-- Stored rows start --

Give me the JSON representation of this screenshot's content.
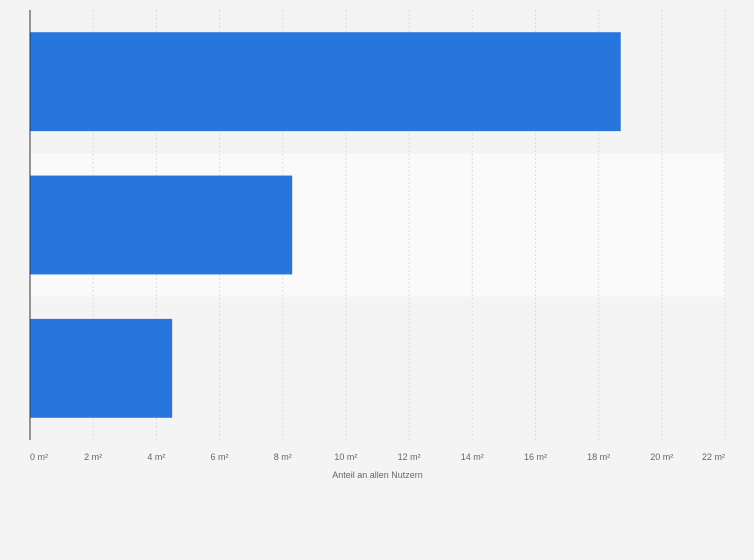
{
  "chart_data": {
    "type": "bar",
    "orientation": "horizontal",
    "categories": [
      "",
      "",
      ""
    ],
    "values": [
      18.7,
      8.3,
      4.5
    ],
    "title": "",
    "xlabel": "Anteil an allen Nutzern",
    "ylabel": "",
    "xlim": [
      0,
      22
    ],
    "ticks": [
      0,
      2,
      4,
      6,
      8,
      10,
      12,
      14,
      16,
      18,
      20,
      22
    ],
    "tick_labels": [
      "0 m²",
      "2 m²",
      "4 m²",
      "6 m²",
      "8 m²",
      "10 m²",
      "12 m²",
      "14 m²",
      "16 m²",
      "18 m²",
      "20 m²",
      "22 m²"
    ],
    "grid": true,
    "legend": "none"
  },
  "colors": {
    "bar": "#2776dd",
    "background": "#f4f4f4",
    "band_alt": "#fafafa",
    "grid": "#dddddd",
    "axis": "#333333",
    "text": "#666666"
  }
}
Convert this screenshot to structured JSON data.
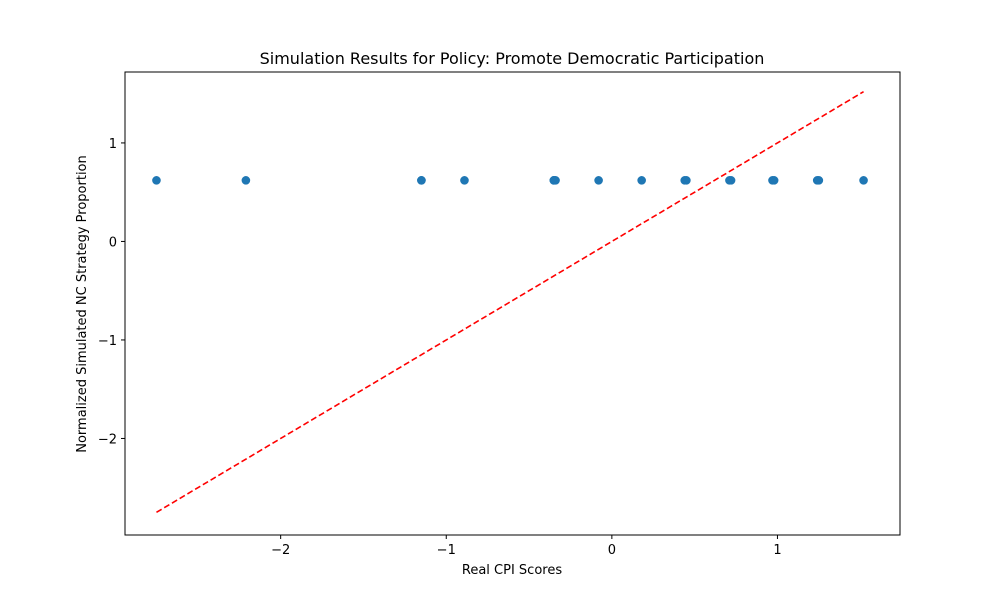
{
  "chart_data": {
    "type": "scatter",
    "title": "Simulation Results for Policy: Promote Democratic Participation",
    "xlabel": "Real CPI Scores",
    "ylabel": "Normalized Simulated NC Strategy Proportion",
    "xlim": [
      -2.94,
      1.74
    ],
    "ylim": [
      -2.98,
      1.72
    ],
    "x_ticks": [
      {
        "value": -2,
        "label": "−2"
      },
      {
        "value": -1,
        "label": "−1"
      },
      {
        "value": 0,
        "label": "0"
      },
      {
        "value": 1,
        "label": "1"
      }
    ],
    "y_ticks": [
      {
        "value": -2,
        "label": "−2"
      },
      {
        "value": -1,
        "label": "−1"
      },
      {
        "value": 0,
        "label": "0"
      },
      {
        "value": 1,
        "label": "1"
      }
    ],
    "series": [
      {
        "kind": "scatter",
        "color": "#1f77b4",
        "points": [
          {
            "x": -2.75,
            "y": 0.62
          },
          {
            "x": -2.21,
            "y": 0.62
          },
          {
            "x": -1.15,
            "y": 0.62
          },
          {
            "x": -1.15,
            "y": 0.62
          },
          {
            "x": -0.89,
            "y": 0.62
          },
          {
            "x": -0.35,
            "y": 0.62
          },
          {
            "x": -0.35,
            "y": 0.62
          },
          {
            "x": -0.34,
            "y": 0.62
          },
          {
            "x": -0.35,
            "y": 0.62
          },
          {
            "x": -0.08,
            "y": 0.62
          },
          {
            "x": 0.18,
            "y": 0.62
          },
          {
            "x": 0.45,
            "y": 0.62
          },
          {
            "x": 0.44,
            "y": 0.62
          },
          {
            "x": 0.71,
            "y": 0.62
          },
          {
            "x": 0.72,
            "y": 0.62
          },
          {
            "x": 0.98,
            "y": 0.62
          },
          {
            "x": 0.97,
            "y": 0.62
          },
          {
            "x": 1.24,
            "y": 0.62
          },
          {
            "x": 1.25,
            "y": 0.62
          },
          {
            "x": 1.52,
            "y": 0.62
          }
        ]
      },
      {
        "kind": "line",
        "style": "dashed",
        "color": "#ff0000",
        "points": [
          {
            "x": -2.75,
            "y": -2.75
          },
          {
            "x": 1.52,
            "y": 1.52
          }
        ]
      }
    ],
    "grid": false,
    "legend": "none"
  }
}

-- Stored rows end --

Go through the listing above and locate each line that holds the word "ylabel". Copy those lines.

### Answer to this task
    "ylabel": "",
    "ylabel": "Normalized Simulated NC Strategy Proportion",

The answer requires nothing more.